= Directions =
Find every line in the records below that holds the word "剂量探索" and copy it.

= Raw records =
..............................

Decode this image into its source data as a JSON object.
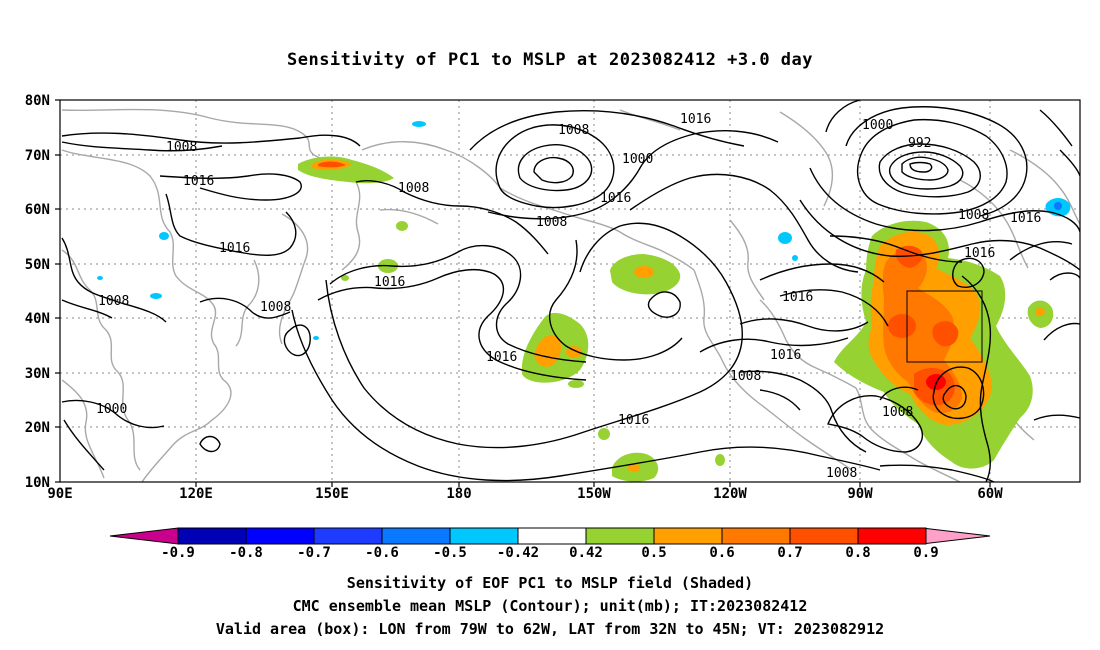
{
  "title": "Sensitivity of PC1 to MSLP at 2023082412 +3.0 day",
  "lat_labels": [
    "80N",
    "70N",
    "60N",
    "50N",
    "40N",
    "30N",
    "20N",
    "10N"
  ],
  "lon_labels": [
    "90E",
    "120E",
    "150E",
    "180",
    "150W",
    "120W",
    "90W",
    "60W"
  ],
  "contour_labels": [
    {
      "text": "1008"
    },
    {
      "text": "1016"
    },
    {
      "text": "1000"
    },
    {
      "text": "1008"
    },
    {
      "text": "1008"
    },
    {
      "text": "1016"
    },
    {
      "text": "1008"
    },
    {
      "text": "1000"
    },
    {
      "text": "1016"
    },
    {
      "text": "1008"
    },
    {
      "text": "1016"
    },
    {
      "text": "1016"
    },
    {
      "text": "1016"
    },
    {
      "text": "1008"
    },
    {
      "text": "1016"
    },
    {
      "text": "1016"
    },
    {
      "text": "1008"
    },
    {
      "text": "1000"
    },
    {
      "text": "1000"
    },
    {
      "text": "992"
    },
    {
      "text": "1008"
    },
    {
      "text": "1016"
    },
    {
      "text": "1016"
    },
    {
      "text": "1016"
    },
    {
      "text": "1016"
    },
    {
      "text": "1008"
    },
    {
      "text": "1008"
    },
    {
      "text": "1008"
    }
  ],
  "colorbar": {
    "labels": [
      "-0.9",
      "-0.8",
      "-0.7",
      "-0.6",
      "-0.5",
      "-0.42",
      "0.42",
      "0.5",
      "0.6",
      "0.7",
      "0.8",
      "0.9"
    ],
    "colors": [
      "#0000b4",
      "#0000ff",
      "#1e3cff",
      "#0a78ff",
      "#00c8ff",
      "#ffffff",
      "#96d232",
      "#ffa000",
      "#ff7800",
      "#ff5000",
      "#ff0000"
    ],
    "end_low": "#c8008c",
    "end_high": "#ffa0c8"
  },
  "footer": {
    "line1": "Sensitivity of EOF PC1 to MSLP field (Shaded)",
    "line2": "CMC ensemble mean MSLP (Contour); unit(mb); IT:2023082412",
    "line3": "Valid area (box): LON from 79W to 62W, LAT from 32N to 45N; VT: 2023082912"
  }
}
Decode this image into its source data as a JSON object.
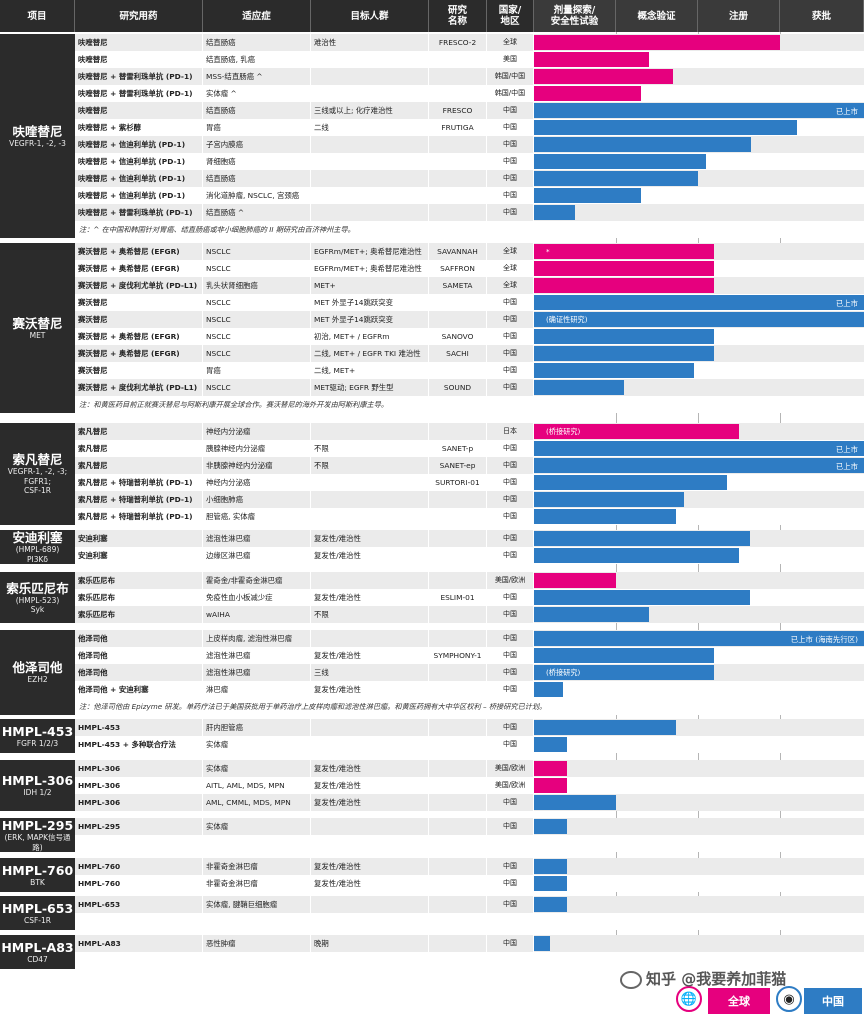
{
  "header": {
    "project": "项目",
    "drug": "研究用药",
    "indication": "适应症",
    "population": "目标人群",
    "trial": "研究\n名称",
    "region": "国家/\n地区",
    "phases": [
      "剂量探索/\n安全性试验",
      "概念验证",
      "注册",
      "获批"
    ]
  },
  "colors": {
    "global": "#e6007e",
    "china": "#2e7cc4",
    "header_bg": "#2b2b2b"
  },
  "phase_scale": {
    "note": "bar progress: 1=剂量探索 end, 2=概念验证 end, 3=注册 end, 4=获批 end"
  },
  "sections": [
    {
      "name": "呋喹替尼",
      "target": "VEGFR-1, -2, -3",
      "rows": [
        {
          "drug": "呋喹替尼",
          "ind": "结直肠癌",
          "pop": "难治性",
          "trial": "FRESCO-2",
          "reg": "全球",
          "color": "global",
          "progress": 3.0
        },
        {
          "drug": "呋喹替尼",
          "ind": "结直肠癌, 乳癌",
          "pop": "",
          "trial": "",
          "reg": "美国",
          "color": "global",
          "progress": 1.4
        },
        {
          "drug": "呋喹替尼 + 替雷利珠单抗 (PD-1)",
          "ind": "MSS-结直肠癌 ^",
          "pop": "",
          "trial": "",
          "reg": "韩国/中国",
          "color": "global",
          "progress": 1.7
        },
        {
          "drug": "呋喹替尼 + 替雷利珠单抗 (PD-1)",
          "ind": "实体瘤 ^",
          "pop": "",
          "trial": "",
          "reg": "韩国/中国",
          "color": "global",
          "progress": 1.3
        },
        {
          "drug": "呋喹替尼",
          "ind": "结直肠癌",
          "pop": "三线或以上; 化疗难治性",
          "trial": "FRESCO",
          "reg": "中国",
          "color": "china",
          "progress": 4.0,
          "marker": "已上市"
        },
        {
          "drug": "呋喹替尼 + 紫杉醇",
          "ind": "胃癌",
          "pop": "二线",
          "trial": "FRUTIGA",
          "reg": "中国",
          "color": "china",
          "progress": 3.2
        },
        {
          "drug": "呋喹替尼 + 信迪利单抗 (PD-1)",
          "ind": "子宫内膜癌",
          "pop": "",
          "trial": "",
          "reg": "中国",
          "color": "china",
          "progress": 2.65
        },
        {
          "drug": "呋喹替尼 + 信迪利单抗 (PD-1)",
          "ind": "肾细胞癌",
          "pop": "",
          "trial": "",
          "reg": "中国",
          "color": "china",
          "progress": 2.1
        },
        {
          "drug": "呋喹替尼 + 信迪利单抗 (PD-1)",
          "ind": "结直肠癌",
          "pop": "",
          "trial": "",
          "reg": "中国",
          "color": "china",
          "progress": 2.0
        },
        {
          "drug": "呋喹替尼 + 信迪利单抗 (PD-1)",
          "ind": "消化道肿瘤, NSCLC, 宫颈癌",
          "pop": "",
          "trial": "",
          "reg": "中国",
          "color": "china",
          "progress": 1.3
        },
        {
          "drug": "呋喹替尼 + 替雷利珠单抗 (PD-1)",
          "ind": "结直肠癌 ^",
          "pop": "",
          "trial": "",
          "reg": "中国",
          "color": "china",
          "progress": 0.5
        }
      ],
      "note": "注：^ 在中国和韩国针对胃癌、结直肠癌或非小细胞肺癌的 II 期研究由百济神州主导。"
    },
    {
      "name": "赛沃替尼",
      "target": "MET",
      "rows": [
        {
          "drug": "赛沃替尼 + 奥希替尼 (EFGR)",
          "ind": "NSCLC",
          "pop": "EGFRm/MET+; 奥希替尼难治性",
          "trial": "SAVANNAH",
          "reg": "全球",
          "color": "global",
          "progress": 2.2,
          "inbar": "*"
        },
        {
          "drug": "赛沃替尼 + 奥希替尼 (EFGR)",
          "ind": "NSCLC",
          "pop": "EGFRm/MET+; 奥希替尼难治性",
          "trial": "SAFFRON",
          "reg": "全球",
          "color": "global",
          "progress": 2.2
        },
        {
          "drug": "赛沃替尼 + 度伐利尤单抗 (PD-L1)",
          "ind": "乳头状肾细胞癌",
          "pop": "MET+",
          "trial": "SAMETA",
          "reg": "全球",
          "color": "global",
          "progress": 2.2
        },
        {
          "drug": "赛沃替尼",
          "ind": "NSCLC",
          "pop": "MET 外显子14跳跃突变",
          "trial": "",
          "reg": "中国",
          "color": "china",
          "progress": 4.0,
          "marker": "已上市"
        },
        {
          "drug": "赛沃替尼",
          "ind": "NSCLC",
          "pop": "MET 外显子14跳跃突变",
          "trial": "",
          "reg": "中国",
          "color": "china",
          "progress": 4.0,
          "inbar": "(确证性研究)"
        },
        {
          "drug": "赛沃替尼 + 奥希替尼 (EFGR)",
          "ind": "NSCLC",
          "pop": "初治, MET+ / EGFRm",
          "trial": "SANOVO",
          "reg": "中国",
          "color": "china",
          "progress": 2.2
        },
        {
          "drug": "赛沃替尼 + 奥希替尼 (EFGR)",
          "ind": "NSCLC",
          "pop": "二线, MET+ / EGFR TKI 难治性",
          "trial": "SACHI",
          "reg": "中国",
          "color": "china",
          "progress": 2.2
        },
        {
          "drug": "赛沃替尼",
          "ind": "胃癌",
          "pop": "二线, MET+",
          "trial": "",
          "reg": "中国",
          "color": "china",
          "progress": 1.95
        },
        {
          "drug": "赛沃替尼 + 度伐利尤单抗 (PD-L1)",
          "ind": "NSCLC",
          "pop": "MET驱动; EGFR 野生型",
          "trial": "SOUND",
          "reg": "中国",
          "color": "china",
          "progress": 1.1
        }
      ],
      "note": "注：和黄医药目前正就赛沃替尼与阿斯利康开展全球合作。赛沃替尼的海外开发由阿斯利康主导。"
    },
    {
      "name": "索凡替尼",
      "target": "VEGFR-1, -2, -3;\nFGFR1;\nCSF-1R",
      "rows": [
        {
          "drug": "索凡替尼",
          "ind": "神经内分泌瘤",
          "pop": "",
          "trial": "",
          "reg": "日本",
          "color": "global",
          "progress": 2.5,
          "inbar": "(桥接研究)"
        },
        {
          "drug": "索凡替尼",
          "ind": "胰腺神经内分泌瘤",
          "pop": "不限",
          "trial": "SANET-p",
          "reg": "中国",
          "color": "china",
          "progress": 4.0,
          "marker": "已上市"
        },
        {
          "drug": "索凡替尼",
          "ind": "非胰腺神经内分泌瘤",
          "pop": "不限",
          "trial": "SANET-ep",
          "reg": "中国",
          "color": "china",
          "progress": 4.0,
          "marker": "已上市"
        },
        {
          "drug": "索凡替尼 + 特瑞普利单抗 (PD-1)",
          "ind": "神经内分泌癌",
          "pop": "",
          "trial": "SURTORI-01",
          "reg": "中国",
          "color": "china",
          "progress": 2.35
        },
        {
          "drug": "索凡替尼 + 特瑞普利单抗 (PD-1)",
          "ind": "小细胞肺癌",
          "pop": "",
          "trial": "",
          "reg": "中国",
          "color": "china",
          "progress": 1.83
        },
        {
          "drug": "索凡替尼 + 特瑞普利单抗 (PD-1)",
          "ind": "胆管癌, 实体瘤",
          "pop": "",
          "trial": "",
          "reg": "中国",
          "color": "china",
          "progress": 1.73
        }
      ]
    },
    {
      "name": "安迪利塞",
      "target": "(HMPL-689)\nPI3Kδ",
      "rows": [
        {
          "drug": "安迪利塞",
          "ind": "滤泡性淋巴瘤",
          "pop": "复发性/难治性",
          "trial": "",
          "reg": "中国",
          "color": "china",
          "progress": 2.63
        },
        {
          "drug": "安迪利塞",
          "ind": "边缘区淋巴瘤",
          "pop": "复发性/难治性",
          "trial": "",
          "reg": "中国",
          "color": "china",
          "progress": 2.5
        }
      ]
    },
    {
      "name": "索乐匹尼布",
      "target": "(HMPL-523)\nSyk",
      "rows": [
        {
          "drug": "索乐匹尼布",
          "ind": "霍奇金/非霍奇金淋巴瘤",
          "pop": "",
          "trial": "",
          "reg": "美国/欧洲",
          "color": "global",
          "progress": 1.0
        },
        {
          "drug": "索乐匹尼布",
          "ind": "免疫性血小板减少症",
          "pop": "复发性/难治性",
          "trial": "ESLIM-01",
          "reg": "中国",
          "color": "china",
          "progress": 2.63
        },
        {
          "drug": "索乐匹尼布",
          "ind": "wAIHA",
          "pop": "不限",
          "trial": "",
          "reg": "中国",
          "color": "china",
          "progress": 1.4
        }
      ]
    },
    {
      "name": "他泽司他",
      "target": "EZH2",
      "rows": [
        {
          "drug": "他泽司他",
          "ind": "上皮样肉瘤, 滤泡性淋巴瘤",
          "pop": "",
          "trial": "",
          "reg": "中国",
          "color": "china",
          "progress": 4.0,
          "marker": "已上市 (海南先行区)"
        },
        {
          "drug": "他泽司他",
          "ind": "滤泡性淋巴瘤",
          "pop": "复发性/难治性",
          "trial": "SYMPHONY-1",
          "reg": "中国",
          "color": "china",
          "progress": 2.2
        },
        {
          "drug": "他泽司他",
          "ind": "滤泡性淋巴瘤",
          "pop": "三线",
          "trial": "",
          "reg": "中国",
          "color": "china",
          "progress": 2.2,
          "inbar": "(桥接研究)"
        },
        {
          "drug": "他泽司他 + 安迪利塞",
          "ind": "淋巴瘤",
          "pop": "复发性/难治性",
          "trial": "",
          "reg": "中国",
          "color": "china",
          "progress": 0.35
        }
      ],
      "note": "注：他泽司他由 Epizyme 研发。单药疗法已于美国获批用于单药治疗上皮样肉瘤和滤泡性淋巴瘤。和黄医药拥有大中华区权利 – 桥接研究已计划。"
    },
    {
      "name": "HMPL-453",
      "target": "FGFR 1/2/3",
      "rows": [
        {
          "drug": "HMPL-453",
          "ind": "肝内胆管癌",
          "pop": "",
          "trial": "",
          "reg": "中国",
          "color": "china",
          "progress": 1.73
        },
        {
          "drug": "HMPL-453 + 多种联合疗法",
          "ind": "实体瘤",
          "pop": "",
          "trial": "",
          "reg": "中国",
          "color": "china",
          "progress": 0.4
        }
      ]
    },
    {
      "name": "HMPL-306",
      "target": "IDH 1/2",
      "rows": [
        {
          "drug": "HMPL-306",
          "ind": "实体瘤",
          "pop": "复发性/难治性",
          "trial": "",
          "reg": "美国/欧洲",
          "color": "global",
          "progress": 0.4
        },
        {
          "drug": "HMPL-306",
          "ind": "AITL, AML, MDS, MPN",
          "pop": "复发性/难治性",
          "trial": "",
          "reg": "美国/欧洲",
          "color": "global",
          "progress": 0.4
        },
        {
          "drug": "HMPL-306",
          "ind": "AML, CMML, MDS, MPN",
          "pop": "复发性/难治性",
          "trial": "",
          "reg": "中国",
          "color": "china",
          "progress": 1.0
        }
      ]
    },
    {
      "name": "HMPL-295",
      "target": "(ERK, MAPK信号通路)",
      "rows": [
        {
          "drug": "HMPL-295",
          "ind": "实体瘤",
          "pop": "",
          "trial": "",
          "reg": "中国",
          "color": "china",
          "progress": 0.4
        },
        {
          "drug": "",
          "ind": "",
          "pop": "",
          "trial": "",
          "reg": "",
          "color": "",
          "progress": 0
        }
      ]
    },
    {
      "name": "HMPL-760",
      "target": "BTK",
      "rows": [
        {
          "drug": "HMPL-760",
          "ind": "非霍奇金淋巴瘤",
          "pop": "复发性/难治性",
          "trial": "",
          "reg": "中国",
          "color": "china",
          "progress": 0.4
        },
        {
          "drug": "HMPL-760",
          "ind": "非霍奇金淋巴瘤",
          "pop": "复发性/难治性",
          "trial": "",
          "reg": "中国",
          "color": "china",
          "progress": 0.4
        }
      ]
    },
    {
      "name": "HMPL-653",
      "target": "CSF-1R",
      "rows": [
        {
          "drug": "HMPL-653",
          "ind": "实体瘤, 腱鞘巨细胞瘤",
          "pop": "",
          "trial": "",
          "reg": "中国",
          "color": "china",
          "progress": 0.4
        },
        {
          "drug": "",
          "ind": "",
          "pop": "",
          "trial": "",
          "reg": "",
          "color": "",
          "progress": 0
        }
      ]
    },
    {
      "name": "HMPL-A83",
      "target": "CD47",
      "rows": [
        {
          "drug": "HMPL-A83",
          "ind": "恶性肿瘤",
          "pop": "晚期",
          "trial": "",
          "reg": "中国",
          "color": "china",
          "progress": 0.2
        },
        {
          "drug": "",
          "ind": "",
          "pop": "",
          "trial": "",
          "reg": "",
          "color": "",
          "progress": 0
        }
      ]
    }
  ],
  "legend": {
    "global": "全球",
    "china": "中国"
  },
  "watermark": "知乎 @我要养加菲猫"
}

..............................

= Answer to this exercise =
      "剂量探索/\n安全性试验",
    "note": "bar progress: 1=剂量探索 end, 2=概念验证 end, 3=注册 end, 4=获批 end"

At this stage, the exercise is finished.